Problem to work on:
Find every line in the records below that holds the word "Outlook" and copy it.

Material for this exercise:
______________________________
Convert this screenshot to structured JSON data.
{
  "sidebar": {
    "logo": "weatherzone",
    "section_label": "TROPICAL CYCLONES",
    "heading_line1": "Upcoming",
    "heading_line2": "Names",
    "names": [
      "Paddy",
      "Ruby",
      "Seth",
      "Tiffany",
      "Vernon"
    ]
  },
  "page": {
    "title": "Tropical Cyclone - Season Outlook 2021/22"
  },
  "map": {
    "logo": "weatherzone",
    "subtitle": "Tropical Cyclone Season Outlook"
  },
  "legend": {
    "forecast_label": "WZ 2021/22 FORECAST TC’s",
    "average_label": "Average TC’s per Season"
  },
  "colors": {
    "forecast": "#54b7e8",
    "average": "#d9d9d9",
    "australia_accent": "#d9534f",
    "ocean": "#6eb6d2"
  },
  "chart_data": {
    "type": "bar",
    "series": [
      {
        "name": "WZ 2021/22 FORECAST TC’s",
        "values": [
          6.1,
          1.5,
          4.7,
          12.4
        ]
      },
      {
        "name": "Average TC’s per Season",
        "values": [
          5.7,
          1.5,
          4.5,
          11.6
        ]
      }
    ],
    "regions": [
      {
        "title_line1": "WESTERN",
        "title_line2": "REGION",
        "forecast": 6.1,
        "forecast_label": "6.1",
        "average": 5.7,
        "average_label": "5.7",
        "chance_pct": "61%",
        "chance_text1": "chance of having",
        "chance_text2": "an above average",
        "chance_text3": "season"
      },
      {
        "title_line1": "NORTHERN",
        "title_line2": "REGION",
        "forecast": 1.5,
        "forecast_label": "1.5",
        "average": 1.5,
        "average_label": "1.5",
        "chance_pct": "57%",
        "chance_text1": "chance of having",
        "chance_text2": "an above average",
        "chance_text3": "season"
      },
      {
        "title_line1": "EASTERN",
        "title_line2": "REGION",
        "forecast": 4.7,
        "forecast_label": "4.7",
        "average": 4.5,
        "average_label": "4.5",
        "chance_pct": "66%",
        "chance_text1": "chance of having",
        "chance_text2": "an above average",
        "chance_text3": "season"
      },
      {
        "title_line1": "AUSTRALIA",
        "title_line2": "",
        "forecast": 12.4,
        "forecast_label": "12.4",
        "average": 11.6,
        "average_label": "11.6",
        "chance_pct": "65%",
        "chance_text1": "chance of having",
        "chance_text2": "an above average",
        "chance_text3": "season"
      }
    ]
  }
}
______________________________
Solution to this task:
    "title": "Tropical Cyclone - Season Outlook 2021/22"
    "subtitle": "Tropical Cyclone Season Outlook"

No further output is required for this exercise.